### Exercise prompt:
Exclude the pictures and reproduce the remaining data exactly as written.

### Exercise data:
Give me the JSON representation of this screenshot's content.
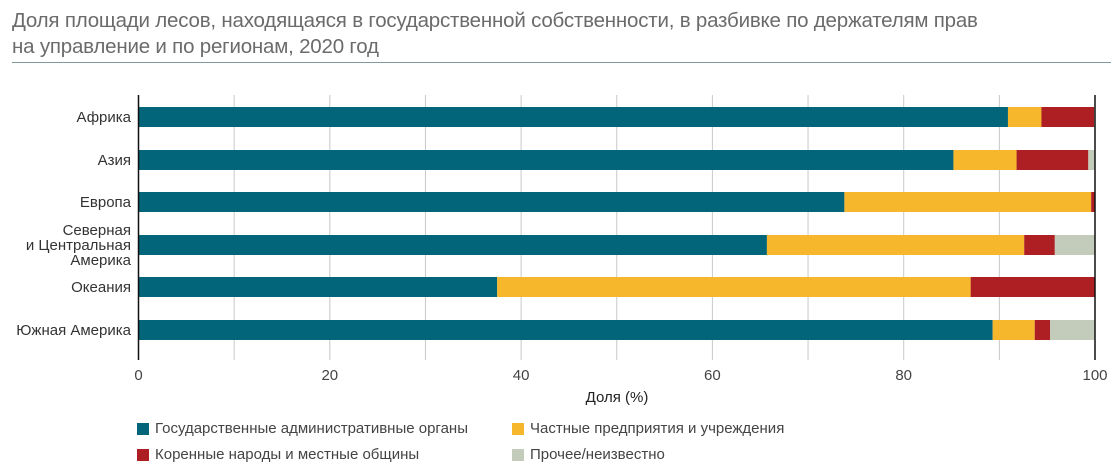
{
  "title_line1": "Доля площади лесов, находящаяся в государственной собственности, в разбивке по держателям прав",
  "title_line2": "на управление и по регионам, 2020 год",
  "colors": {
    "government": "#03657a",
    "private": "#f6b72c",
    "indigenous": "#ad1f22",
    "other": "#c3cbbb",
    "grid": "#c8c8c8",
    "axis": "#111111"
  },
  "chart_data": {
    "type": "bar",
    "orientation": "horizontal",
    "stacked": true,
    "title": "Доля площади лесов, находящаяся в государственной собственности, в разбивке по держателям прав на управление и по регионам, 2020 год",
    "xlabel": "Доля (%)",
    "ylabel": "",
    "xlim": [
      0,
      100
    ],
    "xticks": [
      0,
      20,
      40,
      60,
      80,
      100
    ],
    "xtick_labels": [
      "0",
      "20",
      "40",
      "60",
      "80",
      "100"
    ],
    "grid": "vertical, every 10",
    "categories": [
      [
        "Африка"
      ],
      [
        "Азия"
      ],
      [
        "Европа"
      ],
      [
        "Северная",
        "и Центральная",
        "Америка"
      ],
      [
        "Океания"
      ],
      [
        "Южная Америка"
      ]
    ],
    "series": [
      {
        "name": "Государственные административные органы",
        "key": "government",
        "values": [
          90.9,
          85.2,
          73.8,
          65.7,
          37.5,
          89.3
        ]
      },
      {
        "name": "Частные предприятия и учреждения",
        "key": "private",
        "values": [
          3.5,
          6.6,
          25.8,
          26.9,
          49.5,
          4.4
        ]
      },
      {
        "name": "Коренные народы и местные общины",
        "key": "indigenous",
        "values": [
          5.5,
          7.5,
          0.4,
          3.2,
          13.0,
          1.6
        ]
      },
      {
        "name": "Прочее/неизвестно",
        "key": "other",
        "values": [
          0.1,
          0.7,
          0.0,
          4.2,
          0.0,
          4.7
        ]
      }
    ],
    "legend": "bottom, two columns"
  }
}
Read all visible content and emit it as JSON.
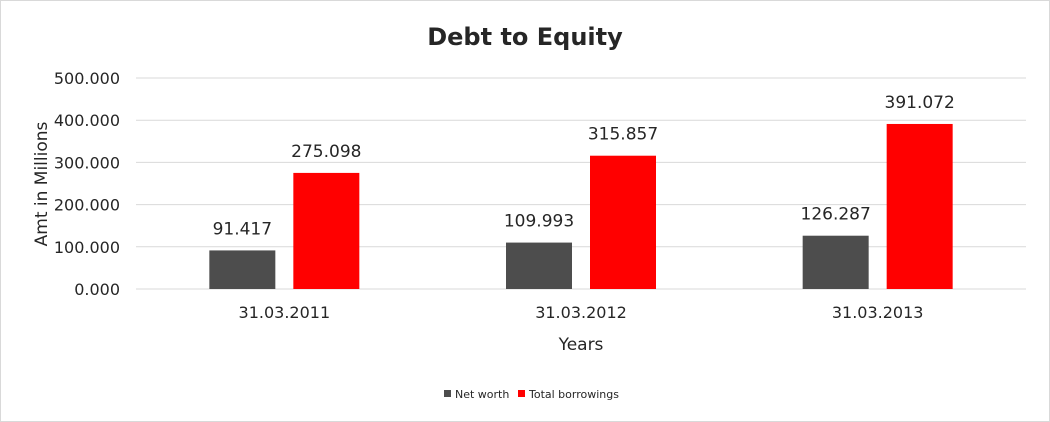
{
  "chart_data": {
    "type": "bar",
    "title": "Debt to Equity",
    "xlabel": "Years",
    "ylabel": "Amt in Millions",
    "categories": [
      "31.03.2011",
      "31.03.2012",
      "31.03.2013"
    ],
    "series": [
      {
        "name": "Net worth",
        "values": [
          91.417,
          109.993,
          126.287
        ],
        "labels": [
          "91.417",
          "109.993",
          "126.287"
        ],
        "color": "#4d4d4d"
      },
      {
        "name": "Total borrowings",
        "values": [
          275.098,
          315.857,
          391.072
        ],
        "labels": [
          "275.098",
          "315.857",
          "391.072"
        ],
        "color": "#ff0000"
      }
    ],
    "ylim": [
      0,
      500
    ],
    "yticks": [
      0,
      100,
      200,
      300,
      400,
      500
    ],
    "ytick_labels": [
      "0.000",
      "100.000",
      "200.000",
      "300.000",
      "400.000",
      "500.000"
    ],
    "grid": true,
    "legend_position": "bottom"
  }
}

### Solution to this problem:
Give me the JSON representation of this screenshot's content.
{
  "title_line1": "Доля площади лесов, находящаяся в государственной собственности, в разбивке по держателям прав",
  "title_line2": "на управление и по регионам, 2020 год",
  "colors": {
    "government": "#03657a",
    "private": "#f6b72c",
    "indigenous": "#ad1f22",
    "other": "#c3cbbb",
    "grid": "#c8c8c8",
    "axis": "#111111"
  },
  "chart_data": {
    "type": "bar",
    "orientation": "horizontal",
    "stacked": true,
    "title": "Доля площади лесов, находящаяся в государственной собственности, в разбивке по держателям прав на управление и по регионам, 2020 год",
    "xlabel": "Доля (%)",
    "ylabel": "",
    "xlim": [
      0,
      100
    ],
    "xticks": [
      0,
      20,
      40,
      60,
      80,
      100
    ],
    "xtick_labels": [
      "0",
      "20",
      "40",
      "60",
      "80",
      "100"
    ],
    "grid": "vertical, every 10",
    "categories": [
      [
        "Африка"
      ],
      [
        "Азия"
      ],
      [
        "Европа"
      ],
      [
        "Северная",
        "и Центральная",
        "Америка"
      ],
      [
        "Океания"
      ],
      [
        "Южная Америка"
      ]
    ],
    "series": [
      {
        "name": "Государственные административные органы",
        "key": "government",
        "values": [
          90.9,
          85.2,
          73.8,
          65.7,
          37.5,
          89.3
        ]
      },
      {
        "name": "Частные предприятия и учреждения",
        "key": "private",
        "values": [
          3.5,
          6.6,
          25.8,
          26.9,
          49.5,
          4.4
        ]
      },
      {
        "name": "Коренные народы и местные общины",
        "key": "indigenous",
        "values": [
          5.5,
          7.5,
          0.4,
          3.2,
          13.0,
          1.6
        ]
      },
      {
        "name": "Прочее/неизвестно",
        "key": "other",
        "values": [
          0.1,
          0.7,
          0.0,
          4.2,
          0.0,
          4.7
        ]
      }
    ],
    "legend": "bottom, two columns"
  }
}
Read all visible content and emit it as JSON.
{
  "chart_data": {
    "type": "bar",
    "title": "Debt to Equity",
    "xlabel": "Years",
    "ylabel": "Amt in Millions",
    "categories": [
      "31.03.2011",
      "31.03.2012",
      "31.03.2013"
    ],
    "series": [
      {
        "name": "Net worth",
        "values": [
          91.417,
          109.993,
          126.287
        ],
        "labels": [
          "91.417",
          "109.993",
          "126.287"
        ],
        "color": "#4d4d4d"
      },
      {
        "name": "Total borrowings",
        "values": [
          275.098,
          315.857,
          391.072
        ],
        "labels": [
          "275.098",
          "315.857",
          "391.072"
        ],
        "color": "#ff0000"
      }
    ],
    "ylim": [
      0,
      500
    ],
    "yticks": [
      0,
      100,
      200,
      300,
      400,
      500
    ],
    "ytick_labels": [
      "0.000",
      "100.000",
      "200.000",
      "300.000",
      "400.000",
      "500.000"
    ],
    "grid": true,
    "legend_position": "bottom"
  }
}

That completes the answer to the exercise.